• What is asked
Restate the listing that follows word for word, without its pictures.
● ● ●
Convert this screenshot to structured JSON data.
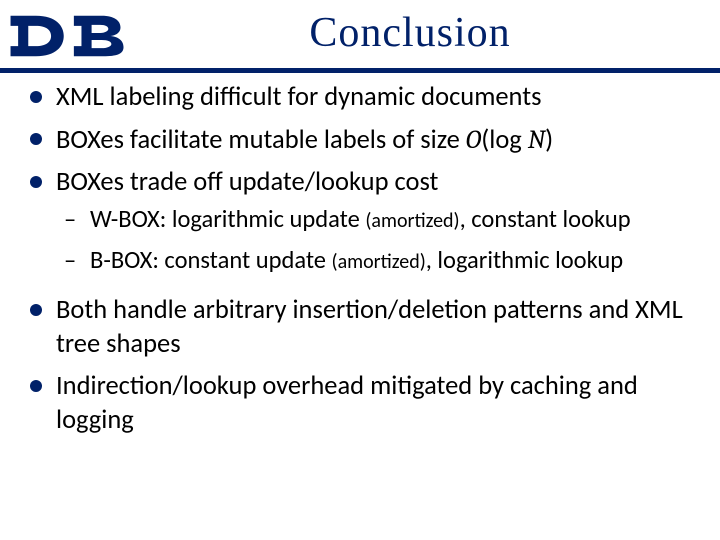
{
  "header": {
    "logo_name": "duke-logo",
    "title": "Conclusion"
  },
  "bullets": {
    "b0": "XML labeling difficult for dynamic documents",
    "b1_a": "BOXes facilitate mutable labels of size ",
    "b1_O": "O",
    "b1_b": "(log ",
    "b1_N": "N",
    "b1_c": ")",
    "b2": "BOXes trade off update/lookup cost",
    "b2s0_a": "W-BOX: logarithmic update ",
    "b2s0_am": "(amortized)",
    "b2s0_b": ", constant lookup",
    "b2s1_a": "B-BOX: constant update ",
    "b2s1_am": "(amortized)",
    "b2s1_b": ", logarithmic lookup",
    "b3": "Both handle arbitrary insertion/deletion patterns and XML tree shapes",
    "b4": "Indirection/lookup overhead mitigated by caching and logging"
  }
}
● ● ●
• Finished answer
Convert this screenshot to structured JSON data.
{
  "header": {
    "logo_name": "duke-logo",
    "title": "Conclusion"
  },
  "bullets": {
    "b0": "XML labeling difficult for dynamic documents",
    "b1_a": "BOXes facilitate mutable labels of size ",
    "b1_O": "O",
    "b1_b": "(log ",
    "b1_N": "N",
    "b1_c": ")",
    "b2": "BOXes trade off update/lookup cost",
    "b2s0_a": "W-BOX: logarithmic update ",
    "b2s0_am": "(amortized)",
    "b2s0_b": ", constant lookup",
    "b2s1_a": "B-BOX: constant update ",
    "b2s1_am": "(amortized)",
    "b2s1_b": ", logarithmic lookup",
    "b3": "Both handle arbitrary insertion/deletion patterns and XML tree shapes",
    "b4": "Indirection/lookup overhead mitigated by caching and logging"
  }
}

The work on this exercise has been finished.